> [Given exercise] Extract each record and reproduce it exactly.
***** Source data
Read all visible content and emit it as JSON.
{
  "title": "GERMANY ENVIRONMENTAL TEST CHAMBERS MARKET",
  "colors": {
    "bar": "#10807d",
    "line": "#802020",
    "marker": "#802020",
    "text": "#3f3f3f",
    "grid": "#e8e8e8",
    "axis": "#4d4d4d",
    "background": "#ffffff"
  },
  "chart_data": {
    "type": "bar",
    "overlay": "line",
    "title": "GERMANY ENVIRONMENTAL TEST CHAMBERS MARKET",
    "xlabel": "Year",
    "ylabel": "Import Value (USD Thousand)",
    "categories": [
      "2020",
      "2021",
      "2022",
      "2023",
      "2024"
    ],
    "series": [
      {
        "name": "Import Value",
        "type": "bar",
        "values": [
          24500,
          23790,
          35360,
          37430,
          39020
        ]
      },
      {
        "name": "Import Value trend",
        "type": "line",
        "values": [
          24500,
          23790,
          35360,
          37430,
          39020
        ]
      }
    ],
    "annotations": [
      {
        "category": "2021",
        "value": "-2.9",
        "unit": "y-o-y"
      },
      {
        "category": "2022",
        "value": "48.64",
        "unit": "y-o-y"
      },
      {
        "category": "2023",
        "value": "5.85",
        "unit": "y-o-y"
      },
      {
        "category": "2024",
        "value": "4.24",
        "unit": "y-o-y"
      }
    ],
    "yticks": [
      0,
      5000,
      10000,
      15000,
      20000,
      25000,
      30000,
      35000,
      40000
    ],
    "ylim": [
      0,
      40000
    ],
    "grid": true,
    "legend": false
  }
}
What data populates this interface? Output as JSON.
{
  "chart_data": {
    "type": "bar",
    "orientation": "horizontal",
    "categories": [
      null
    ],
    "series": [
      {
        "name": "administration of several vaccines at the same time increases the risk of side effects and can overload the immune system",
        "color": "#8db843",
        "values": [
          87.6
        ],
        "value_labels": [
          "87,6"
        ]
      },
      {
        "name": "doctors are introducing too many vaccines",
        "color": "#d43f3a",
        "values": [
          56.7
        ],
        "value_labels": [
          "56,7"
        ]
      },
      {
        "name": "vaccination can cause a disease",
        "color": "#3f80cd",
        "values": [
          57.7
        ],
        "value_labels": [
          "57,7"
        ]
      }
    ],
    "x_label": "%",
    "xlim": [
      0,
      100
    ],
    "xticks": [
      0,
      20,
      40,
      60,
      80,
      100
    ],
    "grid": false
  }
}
**********
> [Answer to this task]
Read all visible content and emit it as JSON.
{
  "title": "GERMANY ENVIRONMENTAL TEST CHAMBERS MARKET",
  "colors": {
    "bar": "#10807d",
    "line": "#802020",
    "marker": "#802020",
    "text": "#3f3f3f",
    "grid": "#e8e8e8",
    "axis": "#4d4d4d",
    "background": "#ffffff"
  },
  "chart_data": {
    "type": "bar",
    "overlay": "line",
    "title": "GERMANY ENVIRONMENTAL TEST CHAMBERS MARKET",
    "xlabel": "Year",
    "ylabel": "Import Value (USD Thousand)",
    "categories": [
      "2020",
      "2021",
      "2022",
      "2023",
      "2024"
    ],
    "series": [
      {
        "name": "Import Value",
        "type": "bar",
        "values": [
          24500,
          23790,
          35360,
          37430,
          39020
        ]
      },
      {
        "name": "Import Value trend",
        "type": "line",
        "values": [
          24500,
          23790,
          35360,
          37430,
          39020
        ]
      }
    ],
    "annotations": [
      {
        "category": "2021",
        "value": "-2.9",
        "unit": "y-o-y"
      },
      {
        "category": "2022",
        "value": "48.64",
        "unit": "y-o-y"
      },
      {
        "category": "2023",
        "value": "5.85",
        "unit": "y-o-y"
      },
      {
        "category": "2024",
        "value": "4.24",
        "unit": "y-o-y"
      }
    ],
    "yticks": [
      0,
      5000,
      10000,
      15000,
      20000,
      25000,
      30000,
      35000,
      40000
    ],
    "ylim": [
      0,
      40000
    ],
    "grid": true,
    "legend": false
  }
}
What data populates this interface? Output as JSON.
{
  "chart_data": {
    "type": "bar",
    "orientation": "horizontal",
    "categories": [
      null
    ],
    "series": [
      {
        "name": "administration of several vaccines at the same time increases the risk of side effects and can overload the immune system",
        "color": "#8db843",
        "values": [
          87.6
        ],
        "value_labels": [
          "87,6"
        ]
      },
      {
        "name": "doctors are introducing too many vaccines",
        "color": "#d43f3a",
        "values": [
          56.7
        ],
        "value_labels": [
          "56,7"
        ]
      },
      {
        "name": "vaccination can cause a disease",
        "color": "#3f80cd",
        "values": [
          57.7
        ],
        "value_labels": [
          "57,7"
        ]
      }
    ],
    "x_label": "%",
    "xlim": [
      0,
      100
    ],
    "xticks": [
      0,
      20,
      40,
      60,
      80,
      100
    ],
    "grid": false
  }
}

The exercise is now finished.